*EXERCISE*: Count how many lines of the data include "with". The answer is that number and nothing else.

┄┄┄┄┄┄┄┄┄┄┄┄┄┄┄┄┄┄┄┄

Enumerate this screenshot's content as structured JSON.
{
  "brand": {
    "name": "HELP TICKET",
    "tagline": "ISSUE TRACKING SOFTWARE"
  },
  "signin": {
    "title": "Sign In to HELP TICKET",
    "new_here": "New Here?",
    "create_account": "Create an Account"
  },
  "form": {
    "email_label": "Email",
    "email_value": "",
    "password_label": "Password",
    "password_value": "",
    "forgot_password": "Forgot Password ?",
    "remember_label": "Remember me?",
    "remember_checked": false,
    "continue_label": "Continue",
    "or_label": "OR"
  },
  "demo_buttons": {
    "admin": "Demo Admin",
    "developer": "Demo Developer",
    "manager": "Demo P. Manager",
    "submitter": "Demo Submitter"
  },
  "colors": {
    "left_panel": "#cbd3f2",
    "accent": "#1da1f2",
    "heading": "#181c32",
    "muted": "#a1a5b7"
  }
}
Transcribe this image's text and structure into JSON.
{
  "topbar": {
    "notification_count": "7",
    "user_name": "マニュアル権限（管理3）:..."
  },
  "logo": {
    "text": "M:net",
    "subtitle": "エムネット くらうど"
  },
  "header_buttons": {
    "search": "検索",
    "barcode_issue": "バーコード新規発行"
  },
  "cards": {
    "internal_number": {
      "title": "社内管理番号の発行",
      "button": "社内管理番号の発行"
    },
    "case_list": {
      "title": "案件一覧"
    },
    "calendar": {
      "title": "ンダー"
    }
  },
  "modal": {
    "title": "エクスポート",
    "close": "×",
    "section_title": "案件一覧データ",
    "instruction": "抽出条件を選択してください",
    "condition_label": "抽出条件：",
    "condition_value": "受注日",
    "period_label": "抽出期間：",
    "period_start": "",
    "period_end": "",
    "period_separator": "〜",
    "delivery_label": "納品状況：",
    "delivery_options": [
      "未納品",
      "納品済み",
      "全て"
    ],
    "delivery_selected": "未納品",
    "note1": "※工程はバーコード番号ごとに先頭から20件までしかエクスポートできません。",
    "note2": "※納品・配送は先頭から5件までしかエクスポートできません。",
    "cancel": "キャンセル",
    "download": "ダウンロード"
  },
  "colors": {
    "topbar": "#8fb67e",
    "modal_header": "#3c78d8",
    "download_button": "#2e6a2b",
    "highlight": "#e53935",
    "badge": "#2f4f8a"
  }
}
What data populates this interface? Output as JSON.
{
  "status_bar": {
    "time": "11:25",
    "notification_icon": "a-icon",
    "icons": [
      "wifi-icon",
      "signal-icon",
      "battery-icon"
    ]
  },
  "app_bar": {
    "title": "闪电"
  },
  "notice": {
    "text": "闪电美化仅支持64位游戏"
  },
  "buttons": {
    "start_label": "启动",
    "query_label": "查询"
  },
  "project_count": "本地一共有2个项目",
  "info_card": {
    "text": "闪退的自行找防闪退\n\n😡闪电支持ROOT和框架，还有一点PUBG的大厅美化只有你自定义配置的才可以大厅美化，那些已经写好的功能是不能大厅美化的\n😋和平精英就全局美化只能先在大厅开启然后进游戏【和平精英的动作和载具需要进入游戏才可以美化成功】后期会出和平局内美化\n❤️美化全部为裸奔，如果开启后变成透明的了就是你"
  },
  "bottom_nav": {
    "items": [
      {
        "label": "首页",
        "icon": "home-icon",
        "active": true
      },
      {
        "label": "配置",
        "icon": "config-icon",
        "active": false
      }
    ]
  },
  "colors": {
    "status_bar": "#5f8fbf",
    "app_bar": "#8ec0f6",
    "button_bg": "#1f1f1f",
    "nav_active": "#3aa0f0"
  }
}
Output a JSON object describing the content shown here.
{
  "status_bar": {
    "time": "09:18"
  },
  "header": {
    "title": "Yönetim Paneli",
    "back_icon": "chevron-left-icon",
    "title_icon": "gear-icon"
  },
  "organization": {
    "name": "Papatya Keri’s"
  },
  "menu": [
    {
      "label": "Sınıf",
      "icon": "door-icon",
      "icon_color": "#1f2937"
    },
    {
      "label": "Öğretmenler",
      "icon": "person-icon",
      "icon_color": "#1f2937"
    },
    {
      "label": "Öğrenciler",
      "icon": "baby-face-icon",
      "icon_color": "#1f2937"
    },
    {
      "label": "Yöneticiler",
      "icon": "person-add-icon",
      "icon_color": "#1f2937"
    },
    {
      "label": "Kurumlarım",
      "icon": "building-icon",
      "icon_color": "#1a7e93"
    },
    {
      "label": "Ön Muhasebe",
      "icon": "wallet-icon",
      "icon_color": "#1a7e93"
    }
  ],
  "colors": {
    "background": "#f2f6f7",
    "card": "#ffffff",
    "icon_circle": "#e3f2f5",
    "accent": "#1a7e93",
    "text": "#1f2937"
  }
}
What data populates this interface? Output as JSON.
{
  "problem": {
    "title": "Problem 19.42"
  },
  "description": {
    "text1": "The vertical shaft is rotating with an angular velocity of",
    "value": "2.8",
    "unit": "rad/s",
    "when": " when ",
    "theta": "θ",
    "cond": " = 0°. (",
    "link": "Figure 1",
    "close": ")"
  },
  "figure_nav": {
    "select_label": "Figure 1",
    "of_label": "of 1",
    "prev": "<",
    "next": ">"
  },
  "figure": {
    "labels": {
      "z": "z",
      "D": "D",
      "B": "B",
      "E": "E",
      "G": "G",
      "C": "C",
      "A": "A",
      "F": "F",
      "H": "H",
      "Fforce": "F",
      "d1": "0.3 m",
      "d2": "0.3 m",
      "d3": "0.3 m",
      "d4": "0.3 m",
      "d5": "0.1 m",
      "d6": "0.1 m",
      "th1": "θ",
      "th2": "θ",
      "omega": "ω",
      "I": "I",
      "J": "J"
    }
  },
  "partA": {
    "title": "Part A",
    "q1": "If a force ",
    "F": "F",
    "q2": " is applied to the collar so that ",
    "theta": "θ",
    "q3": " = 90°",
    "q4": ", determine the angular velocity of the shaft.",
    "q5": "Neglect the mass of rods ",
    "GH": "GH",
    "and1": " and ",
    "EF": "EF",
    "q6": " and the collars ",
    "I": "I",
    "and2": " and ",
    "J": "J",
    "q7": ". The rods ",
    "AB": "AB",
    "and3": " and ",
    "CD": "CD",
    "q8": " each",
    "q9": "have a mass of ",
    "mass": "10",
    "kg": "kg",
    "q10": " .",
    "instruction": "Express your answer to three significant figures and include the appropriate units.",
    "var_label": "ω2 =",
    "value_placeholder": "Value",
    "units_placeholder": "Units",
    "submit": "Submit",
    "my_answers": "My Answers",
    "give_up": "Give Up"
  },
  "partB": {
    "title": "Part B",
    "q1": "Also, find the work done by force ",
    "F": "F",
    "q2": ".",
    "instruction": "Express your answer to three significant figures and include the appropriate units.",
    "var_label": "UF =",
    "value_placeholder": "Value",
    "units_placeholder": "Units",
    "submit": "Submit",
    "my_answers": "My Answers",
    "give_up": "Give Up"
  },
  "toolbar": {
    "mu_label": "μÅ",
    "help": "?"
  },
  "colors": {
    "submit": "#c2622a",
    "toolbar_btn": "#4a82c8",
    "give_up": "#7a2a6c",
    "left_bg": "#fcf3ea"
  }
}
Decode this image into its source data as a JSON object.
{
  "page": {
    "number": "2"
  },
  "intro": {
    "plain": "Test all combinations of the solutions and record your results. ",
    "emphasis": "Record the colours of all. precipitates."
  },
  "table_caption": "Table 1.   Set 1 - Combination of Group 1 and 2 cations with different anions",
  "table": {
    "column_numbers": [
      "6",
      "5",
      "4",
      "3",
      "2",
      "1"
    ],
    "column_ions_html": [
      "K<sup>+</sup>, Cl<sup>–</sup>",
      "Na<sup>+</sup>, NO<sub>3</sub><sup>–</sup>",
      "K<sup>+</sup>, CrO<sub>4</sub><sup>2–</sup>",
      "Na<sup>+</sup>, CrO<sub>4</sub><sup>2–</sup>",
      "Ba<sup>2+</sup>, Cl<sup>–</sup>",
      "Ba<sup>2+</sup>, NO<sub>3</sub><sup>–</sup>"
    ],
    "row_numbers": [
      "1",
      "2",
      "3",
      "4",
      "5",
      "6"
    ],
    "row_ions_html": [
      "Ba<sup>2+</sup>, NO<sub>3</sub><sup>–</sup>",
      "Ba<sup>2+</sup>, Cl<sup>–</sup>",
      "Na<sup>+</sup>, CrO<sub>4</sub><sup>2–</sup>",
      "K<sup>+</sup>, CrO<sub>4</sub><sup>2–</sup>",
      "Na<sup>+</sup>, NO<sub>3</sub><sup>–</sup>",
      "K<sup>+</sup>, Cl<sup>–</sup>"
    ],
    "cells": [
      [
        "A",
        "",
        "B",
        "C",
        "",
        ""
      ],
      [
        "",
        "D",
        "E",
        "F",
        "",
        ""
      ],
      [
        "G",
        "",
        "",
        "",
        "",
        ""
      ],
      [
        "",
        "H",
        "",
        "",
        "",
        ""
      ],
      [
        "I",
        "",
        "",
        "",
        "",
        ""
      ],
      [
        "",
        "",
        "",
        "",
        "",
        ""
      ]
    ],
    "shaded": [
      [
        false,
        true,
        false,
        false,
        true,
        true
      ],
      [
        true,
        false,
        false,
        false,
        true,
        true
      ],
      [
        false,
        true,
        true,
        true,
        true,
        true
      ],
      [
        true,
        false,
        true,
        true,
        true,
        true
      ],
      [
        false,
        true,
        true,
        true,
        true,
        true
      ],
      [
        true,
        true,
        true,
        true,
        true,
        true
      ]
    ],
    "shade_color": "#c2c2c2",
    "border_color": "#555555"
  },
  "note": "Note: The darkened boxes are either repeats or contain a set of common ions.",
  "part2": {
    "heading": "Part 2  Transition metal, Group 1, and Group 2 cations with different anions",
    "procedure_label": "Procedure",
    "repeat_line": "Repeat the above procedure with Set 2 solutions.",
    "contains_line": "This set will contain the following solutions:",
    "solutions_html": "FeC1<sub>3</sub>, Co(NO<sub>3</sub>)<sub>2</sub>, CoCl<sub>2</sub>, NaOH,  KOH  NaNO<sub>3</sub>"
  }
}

┄┄┄┄┄┄┄┄┄┄┄┄┄┄┄┄┄┄┄┄

*TASK SOLUTION*: 4